→ Goal: Find each line with the string "arretrata" and report it.

[Collection entries]
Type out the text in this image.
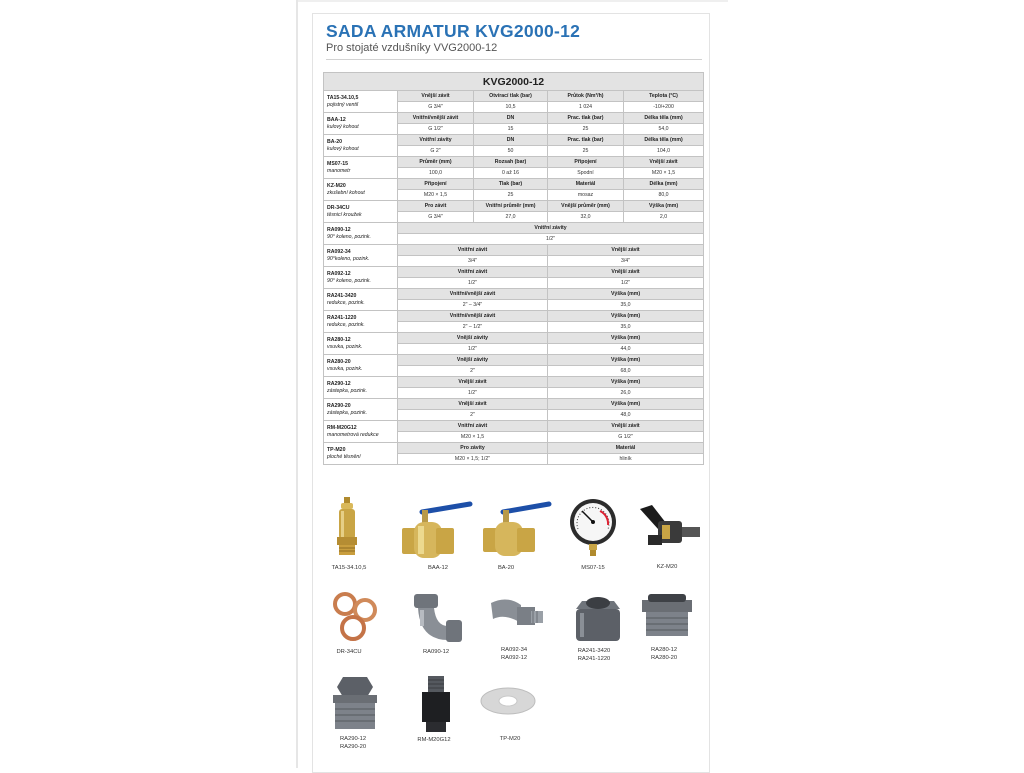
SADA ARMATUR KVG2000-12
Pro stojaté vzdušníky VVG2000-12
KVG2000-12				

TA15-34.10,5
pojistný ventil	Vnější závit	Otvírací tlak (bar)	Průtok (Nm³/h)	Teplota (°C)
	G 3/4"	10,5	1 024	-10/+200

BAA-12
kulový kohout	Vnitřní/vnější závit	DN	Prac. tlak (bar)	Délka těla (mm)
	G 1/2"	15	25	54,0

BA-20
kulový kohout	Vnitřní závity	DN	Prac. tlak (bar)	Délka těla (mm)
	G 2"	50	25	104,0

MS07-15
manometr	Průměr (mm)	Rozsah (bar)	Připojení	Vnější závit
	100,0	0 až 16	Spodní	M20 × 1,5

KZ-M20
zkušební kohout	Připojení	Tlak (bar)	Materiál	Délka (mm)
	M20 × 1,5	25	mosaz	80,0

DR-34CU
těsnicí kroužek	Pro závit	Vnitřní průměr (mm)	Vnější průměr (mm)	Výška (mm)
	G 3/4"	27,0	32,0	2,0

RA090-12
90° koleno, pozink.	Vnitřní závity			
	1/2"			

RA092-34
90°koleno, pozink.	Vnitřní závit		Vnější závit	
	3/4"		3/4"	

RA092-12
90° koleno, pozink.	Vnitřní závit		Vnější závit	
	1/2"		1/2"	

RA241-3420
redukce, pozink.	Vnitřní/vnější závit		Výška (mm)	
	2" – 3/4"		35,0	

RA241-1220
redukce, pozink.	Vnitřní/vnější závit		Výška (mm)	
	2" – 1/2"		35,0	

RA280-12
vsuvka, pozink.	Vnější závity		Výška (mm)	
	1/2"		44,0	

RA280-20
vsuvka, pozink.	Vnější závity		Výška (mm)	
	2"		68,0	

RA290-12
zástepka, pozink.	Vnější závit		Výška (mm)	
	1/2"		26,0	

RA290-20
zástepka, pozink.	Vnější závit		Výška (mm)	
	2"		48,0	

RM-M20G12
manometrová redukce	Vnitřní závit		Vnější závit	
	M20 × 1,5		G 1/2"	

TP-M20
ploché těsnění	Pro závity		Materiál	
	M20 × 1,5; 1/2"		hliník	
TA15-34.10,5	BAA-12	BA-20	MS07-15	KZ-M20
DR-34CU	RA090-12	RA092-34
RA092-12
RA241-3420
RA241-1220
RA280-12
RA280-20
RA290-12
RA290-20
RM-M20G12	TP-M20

* * *

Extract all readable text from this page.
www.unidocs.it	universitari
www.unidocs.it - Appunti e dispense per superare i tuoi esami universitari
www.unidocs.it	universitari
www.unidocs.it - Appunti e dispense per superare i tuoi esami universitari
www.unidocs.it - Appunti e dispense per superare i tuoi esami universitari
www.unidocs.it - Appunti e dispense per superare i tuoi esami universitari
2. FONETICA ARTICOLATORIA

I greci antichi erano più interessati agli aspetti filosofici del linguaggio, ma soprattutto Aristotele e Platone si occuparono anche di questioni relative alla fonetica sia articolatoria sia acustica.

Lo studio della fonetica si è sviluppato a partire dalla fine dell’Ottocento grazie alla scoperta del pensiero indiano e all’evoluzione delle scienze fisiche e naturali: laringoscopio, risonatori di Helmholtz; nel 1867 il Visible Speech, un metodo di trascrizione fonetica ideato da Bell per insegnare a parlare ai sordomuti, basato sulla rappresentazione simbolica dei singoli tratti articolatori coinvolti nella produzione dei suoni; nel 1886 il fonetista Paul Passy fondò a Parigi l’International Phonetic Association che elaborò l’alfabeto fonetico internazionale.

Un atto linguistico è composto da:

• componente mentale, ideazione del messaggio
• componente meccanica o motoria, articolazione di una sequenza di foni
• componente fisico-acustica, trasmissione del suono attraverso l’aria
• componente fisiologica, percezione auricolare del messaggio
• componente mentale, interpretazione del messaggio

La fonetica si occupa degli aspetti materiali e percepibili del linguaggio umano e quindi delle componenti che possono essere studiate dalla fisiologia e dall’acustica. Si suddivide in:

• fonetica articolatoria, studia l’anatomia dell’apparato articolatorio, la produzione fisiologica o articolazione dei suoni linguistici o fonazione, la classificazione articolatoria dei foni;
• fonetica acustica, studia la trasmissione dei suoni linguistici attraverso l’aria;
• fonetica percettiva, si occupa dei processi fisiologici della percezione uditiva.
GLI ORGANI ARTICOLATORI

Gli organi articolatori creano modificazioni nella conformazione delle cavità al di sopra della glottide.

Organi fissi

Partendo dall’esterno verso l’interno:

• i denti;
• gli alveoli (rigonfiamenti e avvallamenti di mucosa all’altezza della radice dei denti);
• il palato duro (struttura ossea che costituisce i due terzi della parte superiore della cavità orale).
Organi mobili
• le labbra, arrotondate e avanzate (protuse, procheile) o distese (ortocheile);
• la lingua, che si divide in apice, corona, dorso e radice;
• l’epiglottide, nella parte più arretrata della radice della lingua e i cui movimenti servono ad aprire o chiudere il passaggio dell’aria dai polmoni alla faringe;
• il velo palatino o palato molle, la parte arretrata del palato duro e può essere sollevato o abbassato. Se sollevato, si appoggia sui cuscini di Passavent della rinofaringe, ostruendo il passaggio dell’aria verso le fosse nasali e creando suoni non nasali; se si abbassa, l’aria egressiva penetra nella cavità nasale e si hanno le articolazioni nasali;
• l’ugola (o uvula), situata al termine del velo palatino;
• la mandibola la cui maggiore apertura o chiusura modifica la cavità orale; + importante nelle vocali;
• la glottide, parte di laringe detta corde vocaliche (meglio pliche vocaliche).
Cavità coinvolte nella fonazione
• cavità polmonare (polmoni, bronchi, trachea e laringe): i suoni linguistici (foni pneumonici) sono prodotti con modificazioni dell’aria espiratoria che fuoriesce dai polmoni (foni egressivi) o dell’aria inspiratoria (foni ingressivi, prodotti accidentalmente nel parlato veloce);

---

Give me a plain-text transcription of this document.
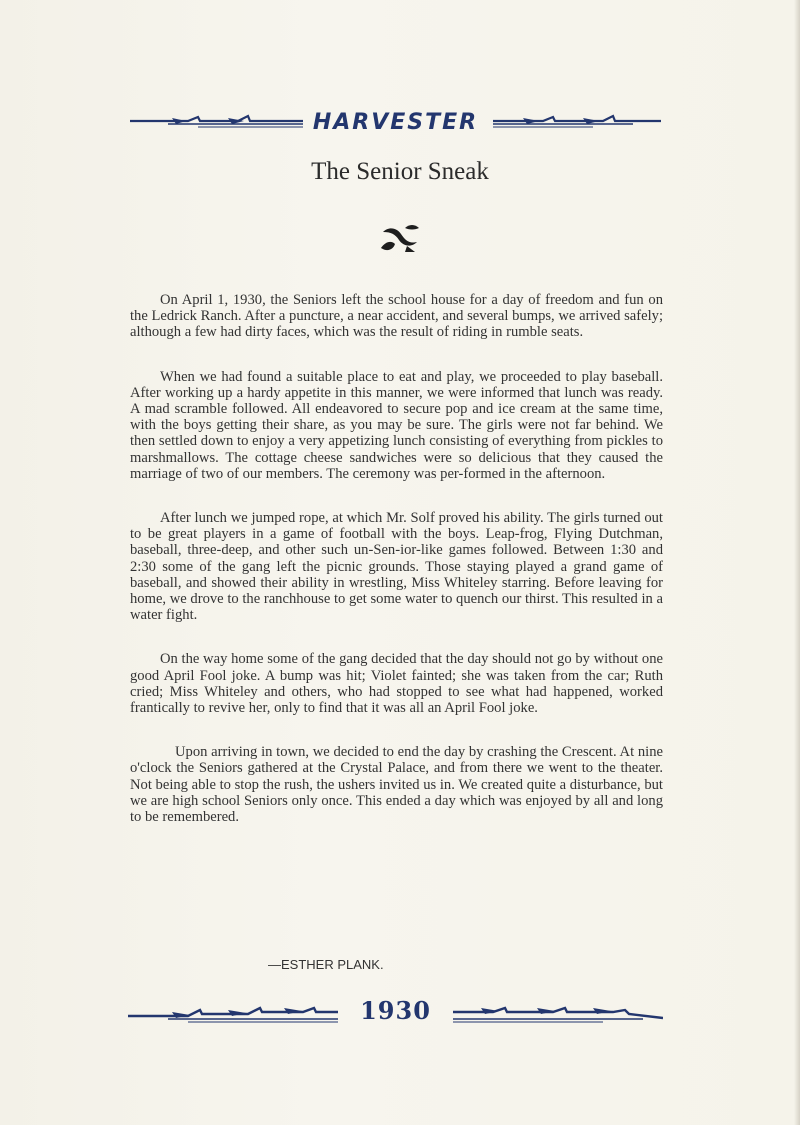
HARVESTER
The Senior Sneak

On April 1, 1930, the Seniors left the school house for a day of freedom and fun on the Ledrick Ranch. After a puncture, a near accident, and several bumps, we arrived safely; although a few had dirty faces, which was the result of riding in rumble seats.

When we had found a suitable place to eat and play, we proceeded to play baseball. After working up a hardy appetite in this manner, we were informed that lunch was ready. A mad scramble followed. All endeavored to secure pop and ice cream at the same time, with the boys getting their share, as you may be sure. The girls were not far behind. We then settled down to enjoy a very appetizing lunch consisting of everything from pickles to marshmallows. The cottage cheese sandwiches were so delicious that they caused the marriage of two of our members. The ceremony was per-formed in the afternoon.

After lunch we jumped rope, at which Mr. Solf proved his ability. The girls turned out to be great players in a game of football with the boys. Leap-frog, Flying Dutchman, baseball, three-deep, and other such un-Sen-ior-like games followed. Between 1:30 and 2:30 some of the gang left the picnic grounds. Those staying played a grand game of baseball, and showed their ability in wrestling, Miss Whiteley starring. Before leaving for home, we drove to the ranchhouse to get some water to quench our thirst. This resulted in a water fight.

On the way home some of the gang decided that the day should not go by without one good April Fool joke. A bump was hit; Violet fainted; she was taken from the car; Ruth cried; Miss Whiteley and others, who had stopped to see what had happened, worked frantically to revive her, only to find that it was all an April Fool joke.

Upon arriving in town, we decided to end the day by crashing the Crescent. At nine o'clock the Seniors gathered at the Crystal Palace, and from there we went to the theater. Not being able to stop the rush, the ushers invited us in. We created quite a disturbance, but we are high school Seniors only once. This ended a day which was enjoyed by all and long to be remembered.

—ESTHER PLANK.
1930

→ Result below:
• l’epiglottide, nella parte più arretrata della radice della lingua e i cui movimenti servono ad aprire o chiudere il passaggio dell’aria dai polmoni alla faringe;
• il velo palatino o palato molle, la parte arretrata del palato duro e può essere sollevato o abbassato. Se sollevato, si appoggia sui cuscini di Passavent della rinofaringe, ostruendo il passaggio dell’aria verso le fosse nasali e creando suoni non nasali; se si abbassa, l’aria egressiva penetra nella cavità nasale e si hanno le articolazioni nasali;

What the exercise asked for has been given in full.